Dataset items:
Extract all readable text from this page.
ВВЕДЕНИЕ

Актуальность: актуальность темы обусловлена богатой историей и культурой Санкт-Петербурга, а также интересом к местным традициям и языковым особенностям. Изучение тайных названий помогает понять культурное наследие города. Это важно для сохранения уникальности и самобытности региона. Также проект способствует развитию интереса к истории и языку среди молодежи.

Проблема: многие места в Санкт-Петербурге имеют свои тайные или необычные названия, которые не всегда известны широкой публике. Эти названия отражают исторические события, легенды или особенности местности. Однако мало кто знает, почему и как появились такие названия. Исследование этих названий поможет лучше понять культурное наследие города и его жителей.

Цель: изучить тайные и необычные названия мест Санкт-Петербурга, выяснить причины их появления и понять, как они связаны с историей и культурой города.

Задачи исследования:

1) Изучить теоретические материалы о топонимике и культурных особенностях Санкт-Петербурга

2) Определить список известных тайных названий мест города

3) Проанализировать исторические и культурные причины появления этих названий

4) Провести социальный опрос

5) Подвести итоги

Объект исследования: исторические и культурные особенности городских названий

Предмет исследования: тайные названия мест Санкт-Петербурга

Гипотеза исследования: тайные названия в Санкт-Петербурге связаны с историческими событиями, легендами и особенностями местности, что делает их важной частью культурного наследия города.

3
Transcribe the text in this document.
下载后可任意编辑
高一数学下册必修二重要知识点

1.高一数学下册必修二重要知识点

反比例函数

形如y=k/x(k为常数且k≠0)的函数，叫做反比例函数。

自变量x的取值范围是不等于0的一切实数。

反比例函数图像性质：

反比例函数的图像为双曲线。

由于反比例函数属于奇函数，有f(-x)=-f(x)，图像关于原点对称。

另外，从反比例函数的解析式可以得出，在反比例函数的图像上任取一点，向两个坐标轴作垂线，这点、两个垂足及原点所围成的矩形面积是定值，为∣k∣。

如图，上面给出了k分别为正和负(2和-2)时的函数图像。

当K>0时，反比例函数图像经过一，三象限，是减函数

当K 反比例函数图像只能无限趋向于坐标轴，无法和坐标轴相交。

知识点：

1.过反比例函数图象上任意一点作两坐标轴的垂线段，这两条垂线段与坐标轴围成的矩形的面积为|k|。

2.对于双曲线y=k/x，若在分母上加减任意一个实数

### Task directions
Each line from the one containing "Transcribe the text in this document." to the end of the records should be echoed exactly, and no other line.

### Result of this exercise
Transcribe the text in this document.
下载后可任意编辑
高一数学下册必修二重要知识点

1.高一数学下册必修二重要知识点

反比例函数

形如y=k/x(k为常数且k≠0)的函数，叫做反比例函数。

自变量x的取值范围是不等于0的一切实数。

反比例函数图像性质：

反比例函数的图像为双曲线。

由于反比例函数属于奇函数，有f(-x)=-f(x)，图像关于原点对称。

另外，从反比例函数的解析式可以得出，在反比例函数的图像上任取一点，向两个坐标轴作垂线，这点、两个垂足及原点所围成的矩形面积是定值，为∣k∣。

如图，上面给出了k分别为正和负(2和-2)时的函数图像。

当K>0时，反比例函数图像经过一，三象限，是减函数

当K 反比例函数图像只能无限趋向于坐标轴，无法和坐标轴相交。

知识点：

1.过反比例函数图象上任意一点作两坐标轴的垂线段，这两条垂线段与坐标轴围成的矩形的面积为|k|。

2.对于双曲线y=k/x，若在分母上加减任意一个实数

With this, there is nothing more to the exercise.